▸ Stated task:
Each record below is to be reproduced without any change.

----

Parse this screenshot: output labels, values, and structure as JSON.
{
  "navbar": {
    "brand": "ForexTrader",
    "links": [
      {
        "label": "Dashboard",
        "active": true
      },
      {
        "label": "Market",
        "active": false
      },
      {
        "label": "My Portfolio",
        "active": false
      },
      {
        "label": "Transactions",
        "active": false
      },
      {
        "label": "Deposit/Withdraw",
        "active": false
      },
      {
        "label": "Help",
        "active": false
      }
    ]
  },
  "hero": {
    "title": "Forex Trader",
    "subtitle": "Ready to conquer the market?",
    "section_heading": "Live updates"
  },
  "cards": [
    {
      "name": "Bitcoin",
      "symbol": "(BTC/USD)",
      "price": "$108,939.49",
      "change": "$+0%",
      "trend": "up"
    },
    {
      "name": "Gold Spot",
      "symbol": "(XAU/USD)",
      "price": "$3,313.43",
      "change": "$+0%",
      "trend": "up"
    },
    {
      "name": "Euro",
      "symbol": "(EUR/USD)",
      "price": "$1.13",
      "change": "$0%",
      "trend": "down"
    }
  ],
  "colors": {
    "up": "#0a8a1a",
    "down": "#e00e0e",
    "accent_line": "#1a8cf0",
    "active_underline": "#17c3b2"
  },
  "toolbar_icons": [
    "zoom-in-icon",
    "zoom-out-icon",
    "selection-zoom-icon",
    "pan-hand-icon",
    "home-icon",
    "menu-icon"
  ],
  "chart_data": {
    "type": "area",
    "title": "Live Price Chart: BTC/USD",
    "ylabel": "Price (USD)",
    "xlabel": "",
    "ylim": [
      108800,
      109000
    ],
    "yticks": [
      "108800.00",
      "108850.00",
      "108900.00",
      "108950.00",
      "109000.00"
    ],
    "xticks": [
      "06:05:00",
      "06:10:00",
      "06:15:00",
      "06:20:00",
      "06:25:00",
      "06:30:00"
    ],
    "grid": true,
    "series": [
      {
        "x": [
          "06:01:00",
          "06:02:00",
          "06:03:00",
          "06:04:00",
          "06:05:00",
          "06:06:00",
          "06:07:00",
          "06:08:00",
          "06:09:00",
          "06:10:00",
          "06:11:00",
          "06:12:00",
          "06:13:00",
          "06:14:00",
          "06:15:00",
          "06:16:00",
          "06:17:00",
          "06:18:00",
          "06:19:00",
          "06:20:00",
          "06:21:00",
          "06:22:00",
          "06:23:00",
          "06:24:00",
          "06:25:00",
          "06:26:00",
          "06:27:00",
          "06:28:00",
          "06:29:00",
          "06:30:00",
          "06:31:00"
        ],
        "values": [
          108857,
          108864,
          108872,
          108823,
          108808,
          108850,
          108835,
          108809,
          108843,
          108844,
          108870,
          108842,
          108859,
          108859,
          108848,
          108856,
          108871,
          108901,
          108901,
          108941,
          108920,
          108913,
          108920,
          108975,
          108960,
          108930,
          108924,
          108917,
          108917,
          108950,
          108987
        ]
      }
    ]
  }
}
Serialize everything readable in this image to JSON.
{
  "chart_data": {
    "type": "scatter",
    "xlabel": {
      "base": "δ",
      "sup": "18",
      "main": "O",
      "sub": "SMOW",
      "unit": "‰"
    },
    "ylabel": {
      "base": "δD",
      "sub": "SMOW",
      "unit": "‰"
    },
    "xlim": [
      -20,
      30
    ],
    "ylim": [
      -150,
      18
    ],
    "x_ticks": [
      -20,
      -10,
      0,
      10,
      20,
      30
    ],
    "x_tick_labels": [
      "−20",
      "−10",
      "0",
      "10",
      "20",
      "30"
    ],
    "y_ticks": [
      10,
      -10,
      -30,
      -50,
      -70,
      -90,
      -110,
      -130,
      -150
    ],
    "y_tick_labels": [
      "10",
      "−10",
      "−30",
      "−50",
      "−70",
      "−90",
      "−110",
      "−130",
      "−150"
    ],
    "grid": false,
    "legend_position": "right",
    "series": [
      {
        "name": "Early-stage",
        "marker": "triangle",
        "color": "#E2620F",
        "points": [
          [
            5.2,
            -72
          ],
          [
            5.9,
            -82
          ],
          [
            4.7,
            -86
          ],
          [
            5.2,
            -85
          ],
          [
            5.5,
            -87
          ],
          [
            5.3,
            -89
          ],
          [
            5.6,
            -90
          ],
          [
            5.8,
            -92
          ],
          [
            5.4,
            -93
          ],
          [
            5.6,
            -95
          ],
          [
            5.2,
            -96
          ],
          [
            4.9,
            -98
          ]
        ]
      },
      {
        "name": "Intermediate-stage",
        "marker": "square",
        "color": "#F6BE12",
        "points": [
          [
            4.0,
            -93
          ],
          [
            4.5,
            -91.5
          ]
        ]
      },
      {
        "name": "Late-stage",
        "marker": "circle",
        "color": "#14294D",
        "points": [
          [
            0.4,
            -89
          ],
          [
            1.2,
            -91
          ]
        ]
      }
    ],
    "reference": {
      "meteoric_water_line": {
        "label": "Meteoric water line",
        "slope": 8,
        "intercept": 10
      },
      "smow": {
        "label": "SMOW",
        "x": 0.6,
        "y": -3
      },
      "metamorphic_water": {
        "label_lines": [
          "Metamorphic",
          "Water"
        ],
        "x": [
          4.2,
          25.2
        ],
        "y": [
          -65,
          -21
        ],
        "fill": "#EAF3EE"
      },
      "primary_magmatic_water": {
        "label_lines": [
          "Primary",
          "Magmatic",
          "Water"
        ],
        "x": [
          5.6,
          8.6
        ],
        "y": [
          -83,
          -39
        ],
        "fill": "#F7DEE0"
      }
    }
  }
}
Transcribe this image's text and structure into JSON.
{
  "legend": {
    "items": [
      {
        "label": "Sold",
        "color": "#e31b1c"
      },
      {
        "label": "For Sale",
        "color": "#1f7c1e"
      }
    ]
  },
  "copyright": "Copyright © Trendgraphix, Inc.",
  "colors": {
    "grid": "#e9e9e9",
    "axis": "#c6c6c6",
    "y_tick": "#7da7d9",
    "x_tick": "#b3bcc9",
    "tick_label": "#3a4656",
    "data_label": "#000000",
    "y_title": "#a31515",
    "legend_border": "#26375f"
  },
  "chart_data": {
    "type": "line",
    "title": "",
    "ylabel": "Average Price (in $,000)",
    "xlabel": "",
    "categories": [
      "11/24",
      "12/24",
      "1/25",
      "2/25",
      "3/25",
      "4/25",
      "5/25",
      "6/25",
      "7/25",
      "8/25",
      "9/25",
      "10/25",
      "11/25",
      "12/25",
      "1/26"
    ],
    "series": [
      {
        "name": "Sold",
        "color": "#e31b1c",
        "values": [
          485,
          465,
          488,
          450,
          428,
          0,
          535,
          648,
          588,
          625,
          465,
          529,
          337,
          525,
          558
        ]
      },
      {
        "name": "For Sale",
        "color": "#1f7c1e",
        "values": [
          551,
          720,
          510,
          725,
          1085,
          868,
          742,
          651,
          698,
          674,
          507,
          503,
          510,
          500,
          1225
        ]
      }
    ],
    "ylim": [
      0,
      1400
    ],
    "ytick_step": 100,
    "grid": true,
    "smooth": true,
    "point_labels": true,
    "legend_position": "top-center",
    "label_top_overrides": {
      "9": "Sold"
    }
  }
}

----

▸ Task answer:
Parse this screenshot: output labels, values, and structure as JSON.
{
  "navbar": {
    "brand": "ForexTrader",
    "links": [
      {
        "label": "Dashboard",
        "active": true
      },
      {
        "label": "Market",
        "active": false
      },
      {
        "label": "My Portfolio",
        "active": false
      },
      {
        "label": "Transactions",
        "active": false
      },
      {
        "label": "Deposit/Withdraw",
        "active": false
      },
      {
        "label": "Help",
        "active": false
      }
    ]
  },
  "hero": {
    "title": "Forex Trader",
    "subtitle": "Ready to conquer the market?",
    "section_heading": "Live updates"
  },
  "cards": [
    {
      "name": "Bitcoin",
      "symbol": "(BTC/USD)",
      "price": "$108,939.49",
      "change": "$+0%",
      "trend": "up"
    },
    {
      "name": "Gold Spot",
      "symbol": "(XAU/USD)",
      "price": "$3,313.43",
      "change": "$+0%",
      "trend": "up"
    },
    {
      "name": "Euro",
      "symbol": "(EUR/USD)",
      "price": "$1.13",
      "change": "$0%",
      "trend": "down"
    }
  ],
  "colors": {
    "up": "#0a8a1a",
    "down": "#e00e0e",
    "accent_line": "#1a8cf0",
    "active_underline": "#17c3b2"
  },
  "toolbar_icons": [
    "zoom-in-icon",
    "zoom-out-icon",
    "selection-zoom-icon",
    "pan-hand-icon",
    "home-icon",
    "menu-icon"
  ],
  "chart_data": {
    "type": "area",
    "title": "Live Price Chart: BTC/USD",
    "ylabel": "Price (USD)",
    "xlabel": "",
    "ylim": [
      108800,
      109000
    ],
    "yticks": [
      "108800.00",
      "108850.00",
      "108900.00",
      "108950.00",
      "109000.00"
    ],
    "xticks": [
      "06:05:00",
      "06:10:00",
      "06:15:00",
      "06:20:00",
      "06:25:00",
      "06:30:00"
    ],
    "grid": true,
    "series": [
      {
        "x": [
          "06:01:00",
          "06:02:00",
          "06:03:00",
          "06:04:00",
          "06:05:00",
          "06:06:00",
          "06:07:00",
          "06:08:00",
          "06:09:00",
          "06:10:00",
          "06:11:00",
          "06:12:00",
          "06:13:00",
          "06:14:00",
          "06:15:00",
          "06:16:00",
          "06:17:00",
          "06:18:00",
          "06:19:00",
          "06:20:00",
          "06:21:00",
          "06:22:00",
          "06:23:00",
          "06:24:00",
          "06:25:00",
          "06:26:00",
          "06:27:00",
          "06:28:00",
          "06:29:00",
          "06:30:00",
          "06:31:00"
        ],
        "values": [
          108857,
          108864,
          108872,
          108823,
          108808,
          108850,
          108835,
          108809,
          108843,
          108844,
          108870,
          108842,
          108859,
          108859,
          108848,
          108856,
          108871,
          108901,
          108901,
          108941,
          108920,
          108913,
          108920,
          108975,
          108960,
          108930,
          108924,
          108917,
          108917,
          108950,
          108987
        ]
      }
    ]
  }
}
Serialize everything readable in this image to JSON.
{
  "chart_data": {
    "type": "scatter",
    "xlabel": {
      "base": "δ",
      "sup": "18",
      "main": "O",
      "sub": "SMOW",
      "unit": "‰"
    },
    "ylabel": {
      "base": "δD",
      "sub": "SMOW",
      "unit": "‰"
    },
    "xlim": [
      -20,
      30
    ],
    "ylim": [
      -150,
      18
    ],
    "x_ticks": [
      -20,
      -10,
      0,
      10,
      20,
      30
    ],
    "x_tick_labels": [
      "−20",
      "−10",
      "0",
      "10",
      "20",
      "30"
    ],
    "y_ticks": [
      10,
      -10,
      -30,
      -50,
      -70,
      -90,
      -110,
      -130,
      -150
    ],
    "y_tick_labels": [
      "10",
      "−10",
      "−30",
      "−50",
      "−70",
      "−90",
      "−110",
      "−130",
      "−150"
    ],
    "grid": false,
    "legend_position": "right",
    "series": [
      {
        "name": "Early-stage",
        "marker": "triangle",
        "color": "#E2620F",
        "points": [
          [
            5.2,
            -72
          ],
          [
            5.9,
            -82
          ],
          [
            4.7,
            -86
          ],
          [
            5.2,
            -85
          ],
          [
            5.5,
            -87
          ],
          [
            5.3,
            -89
          ],
          [
            5.6,
            -90
          ],
          [
            5.8,
            -92
          ],
          [
            5.4,
            -93
          ],
          [
            5.6,
            -95
          ],
          [
            5.2,
            -96
          ],
          [
            4.9,
            -98
          ]
        ]
      },
      {
        "name": "Intermediate-stage",
        "marker": "square",
        "color": "#F6BE12",
        "points": [
          [
            4.0,
            -93
          ],
          [
            4.5,
            -91.5
          ]
        ]
      },
      {
        "name": "Late-stage",
        "marker": "circle",
        "color": "#14294D",
        "points": [
          [
            0.4,
            -89
          ],
          [
            1.2,
            -91
          ]
        ]
      }
    ],
    "reference": {
      "meteoric_water_line": {
        "label": "Meteoric water line",
        "slope": 8,
        "intercept": 10
      },
      "smow": {
        "label": "SMOW",
        "x": 0.6,
        "y": -3
      },
      "metamorphic_water": {
        "label_lines": [
          "Metamorphic",
          "Water"
        ],
        "x": [
          4.2,
          25.2
        ],
        "y": [
          -65,
          -21
        ],
        "fill": "#EAF3EE"
      },
      "primary_magmatic_water": {
        "label_lines": [
          "Primary",
          "Magmatic",
          "Water"
        ],
        "x": [
          5.6,
          8.6
        ],
        "y": [
          -83,
          -39
        ],
        "fill": "#F7DEE0"
      }
    }
  }
}
Transcribe this image's text and structure into JSON.
{
  "legend": {
    "items": [
      {
        "label": "Sold",
        "color": "#e31b1c"
      },
      {
        "label": "For Sale",
        "color": "#1f7c1e"
      }
    ]
  },
  "copyright": "Copyright © Trendgraphix, Inc.",
  "colors": {
    "grid": "#e9e9e9",
    "axis": "#c6c6c6",
    "y_tick": "#7da7d9",
    "x_tick": "#b3bcc9",
    "tick_label": "#3a4656",
    "data_label": "#000000",
    "y_title": "#a31515",
    "legend_border": "#26375f"
  },
  "chart_data": {
    "type": "line",
    "title": "",
    "ylabel": "Average Price (in $,000)",
    "xlabel": "",
    "categories": [
      "11/24",
      "12/24",
      "1/25",
      "2/25",
      "3/25",
      "4/25",
      "5/25",
      "6/25",
      "7/25",
      "8/25",
      "9/25",
      "10/25",
      "11/25",
      "12/25",
      "1/26"
    ],
    "series": [
      {
        "name": "Sold",
        "color": "#e31b1c",
        "values": [
          485,
          465,
          488,
          450,
          428,
          0,
          535,
          648,
          588,
          625,
          465,
          529,
          337,
          525,
          558
        ]
      },
      {
        "name": "For Sale",
        "color": "#1f7c1e",
        "values": [
          551,
          720,
          510,
          725,
          1085,
          868,
          742,
          651,
          698,
          674,
          507,
          503,
          510,
          500,
          1225
        ]
      }
    ],
    "ylim": [
      0,
      1400
    ],
    "ytick_step": 100,
    "grid": true,
    "smooth": true,
    "point_labels": true,
    "legend_position": "top-center",
    "label_top_overrides": {
      "9": "Sold"
    }
  }
}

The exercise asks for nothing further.